# Request
Copy out every line of the records below word for word, but leave out the pictures.

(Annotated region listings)
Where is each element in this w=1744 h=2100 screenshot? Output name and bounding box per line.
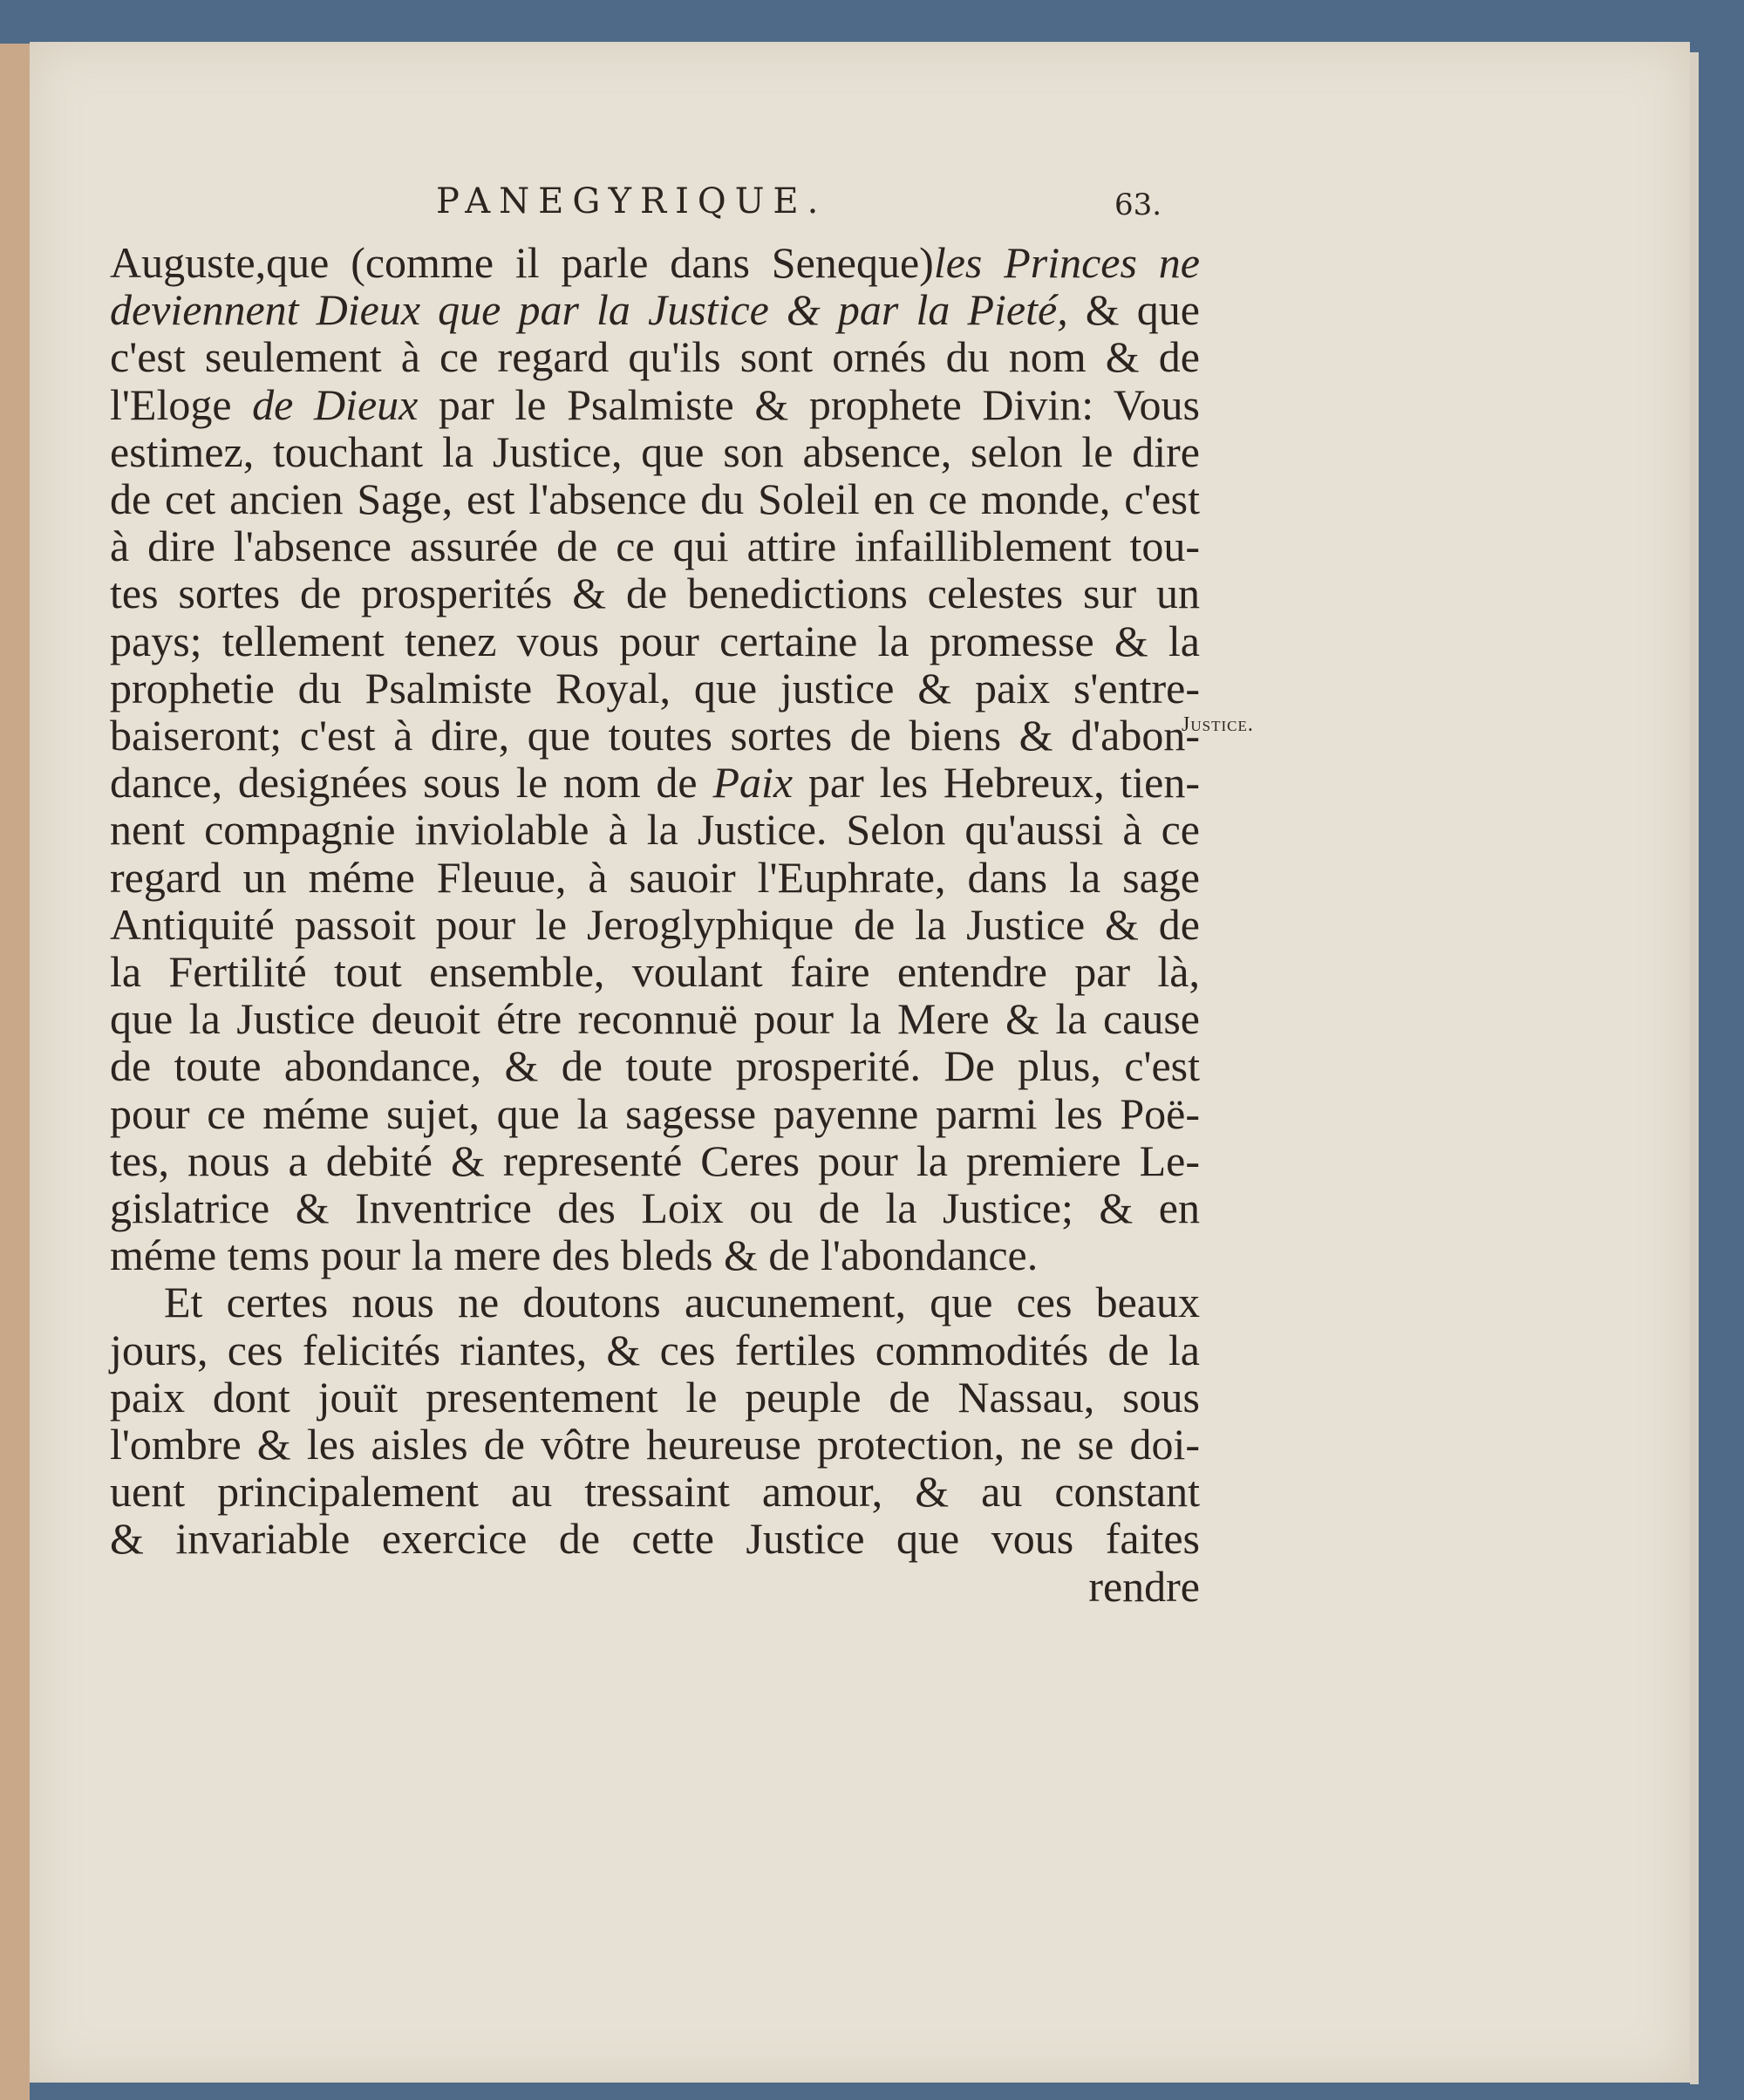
text-line: pour ce méme sujet, que la sagesse payenne parmi les Poë- <box>110 1088 1200 1138</box>
text-line: que la Justice deuoit étre reconnuë pour la Mere & la cause <box>110 994 1200 1044</box>
catchword: rendre <box>1088 1561 1200 1611</box>
text-line: de cet ancien Sage, est l'absence du Soleil en ce monde, c'est <box>110 474 1200 524</box>
text-line: de toute abondance, & de toute prosperité. De plus, c'est <box>110 1041 1200 1091</box>
margin-note: Justice. <box>1182 713 1254 736</box>
text-line: gislatrice & Inventrice des Loix ou de la Justice; & en <box>110 1183 1200 1233</box>
text-line: c'est seulement à ce regard qu'ils sont ornés du nom & de <box>110 332 1200 382</box>
text-line: regard un méme Fleuue, à sauoir l'Euphrate, dans la sage <box>110 852 1200 902</box>
text-line: à dire l'absence assurée de ce qui attire infailliblement tou- <box>110 522 1200 571</box>
facing-page-edge <box>0 44 30 2100</box>
text-line: prophetie du Psalmiste Royal, que justice & paix s'entre- <box>110 663 1200 712</box>
text-line: uent principalement au tressaint amour, & au constant <box>110 1467 1200 1517</box>
body-text <box>110 239 1200 1610</box>
text-line: Et certes nous ne doutons aucunement, que ces beaux <box>164 1278 1200 1327</box>
text-line: méme tems pour la mere des bleds & de l'abondance. <box>110 1231 1039 1280</box>
text-line: nent compagnie inviolable à la Justice. Selon qu'aussi à ce <box>110 805 1200 855</box>
text-line: Antiquité passoit pour le Jeroglyphique de la Justice & de <box>110 899 1200 949</box>
text-line: baiseront; c'est à dire, que toutes sortes de biens & d'abon- <box>110 711 1200 760</box>
page-edge-shadow <box>1690 52 1699 2084</box>
text-line: pays; tellement tenez vous pour certaine la promesse & la <box>110 616 1200 665</box>
text-line: tes sortes de prosperités & de benedictions celestes sur un <box>110 569 1200 618</box>
text-line: deviennent Dieux que par la Justice & par la Pieté, & que <box>110 285 1200 335</box>
text-line: Auguste,que (comme il parle dans Seneque)les Princes ne <box>110 238 1201 287</box>
text-line: l'ombre & les aisles de vôtre heureuse protection, ne se doi- <box>110 1420 1200 1469</box>
text-line: estimez, touchant la Justice, que son absence, selon le dire <box>110 426 1200 476</box>
text-line: dance, designées sous le nom de Paix par les Hebreux, tien- <box>110 758 1201 808</box>
text-line: paix dont jouït presentement le peuple de Nassau, sous <box>110 1372 1200 1422</box>
running-title: PANEGYRIQUE. <box>436 181 828 222</box>
text-line: & invariable exercice de cette Justice que vous faites <box>110 1514 1200 1564</box>
text-line: tes, nous a debité & representé Ceres pour la premiere Le- <box>110 1135 1200 1185</box>
text-line: jours, ces felicités riantes, & ces fertiles commodités de la <box>110 1325 1200 1374</box>
page-number: 63. <box>1114 188 1162 222</box>
text-line: l'Eloge de Dieux par le Psalmiste & prophete Divin: Vous <box>110 379 1201 429</box>
text-line: la Fertilité tout ensemble, voulant faire entendre par là, <box>110 947 1200 997</box>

# Answer to the problem
Where is each element in this w=1744 h=2100 screenshot? Output name and bounding box per line.
text-line: pour ce méme sujet, que la sagesse payenne parmi les Poë- <box>110 1088 1200 1138</box>
text-line: que la Justice deuoit étre reconnuë pour la Mere & la cause <box>110 994 1200 1044</box>
catchword: rendre <box>1088 1561 1200 1611</box>
text-line: de cet ancien Sage, est l'absence du Soleil en ce monde, c'est <box>110 474 1200 524</box>
text-line: de toute abondance, & de toute prosperité. De plus, c'est <box>110 1041 1200 1091</box>
margin-note: Justice. <box>1182 713 1254 736</box>
text-line: gislatrice & Inventrice des Loix ou de la Justice; & en <box>110 1183 1200 1233</box>
text-line: c'est seulement à ce regard qu'ils sont ornés du nom & de <box>110 332 1200 382</box>
text-line: regard un méme Fleuue, à sauoir l'Euphrate, dans la sage <box>110 852 1200 902</box>
text-line: à dire l'absence assurée de ce qui attire infailliblement tou- <box>110 522 1200 571</box>
facing-page-edge <box>0 44 30 2100</box>
text-line: prophetie du Psalmiste Royal, que justice & paix s'entre- <box>110 663 1200 712</box>
text-line: uent principalement au tressaint amour, & au constant <box>110 1467 1200 1517</box>
body-text <box>110 239 1200 1610</box>
text-line: Et certes nous ne doutons aucunement, que ces beaux <box>164 1278 1200 1327</box>
text-line: méme tems pour la mere des bleds & de l'abondance. <box>110 1231 1039 1280</box>
text-line: nent compagnie inviolable à la Justice. Selon qu'aussi à ce <box>110 805 1200 855</box>
text-line: Antiquité passoit pour le Jeroglyphique de la Justice & de <box>110 899 1200 949</box>
text-line: baiseront; c'est à dire, que toutes sortes de biens & d'abon- <box>110 711 1200 760</box>
page-edge-shadow <box>1690 52 1699 2084</box>
text-line: pays; tellement tenez vous pour certaine la promesse & la <box>110 616 1200 665</box>
text-line: tes sortes de prosperités & de benedictions celestes sur un <box>110 569 1200 618</box>
text-line: deviennent Dieux que par la Justice & par la Pieté, & que <box>110 285 1200 335</box>
text-line: Auguste,que (comme il parle dans Seneque)les Princes ne <box>110 238 1201 287</box>
text-line: l'ombre & les aisles de vôtre heureuse protection, ne se doi- <box>110 1420 1200 1469</box>
text-line: estimez, touchant la Justice, que son absence, selon le dire <box>110 426 1200 476</box>
text-line: dance, designées sous le nom de Paix par les Hebreux, tien- <box>110 758 1201 808</box>
text-line: paix dont jouït presentement le peuple de Nassau, sous <box>110 1372 1200 1422</box>
running-title: PANEGYRIQUE. <box>436 181 828 222</box>
text-line: & invariable exercice de cette Justice que vous faites <box>110 1514 1200 1564</box>
text-line: tes, nous a debité & representé Ceres pour la premiere Le- <box>110 1135 1200 1185</box>
text-line: jours, ces felicités riantes, & ces fertiles commodités de la <box>110 1325 1200 1374</box>
page-number: 63. <box>1114 188 1162 222</box>
text-line: l'Eloge de Dieux par le Psalmiste & prophete Divin: Vous <box>110 379 1201 429</box>
text-line: la Fertilité tout ensemble, voulant faire entendre par là, <box>110 947 1200 997</box>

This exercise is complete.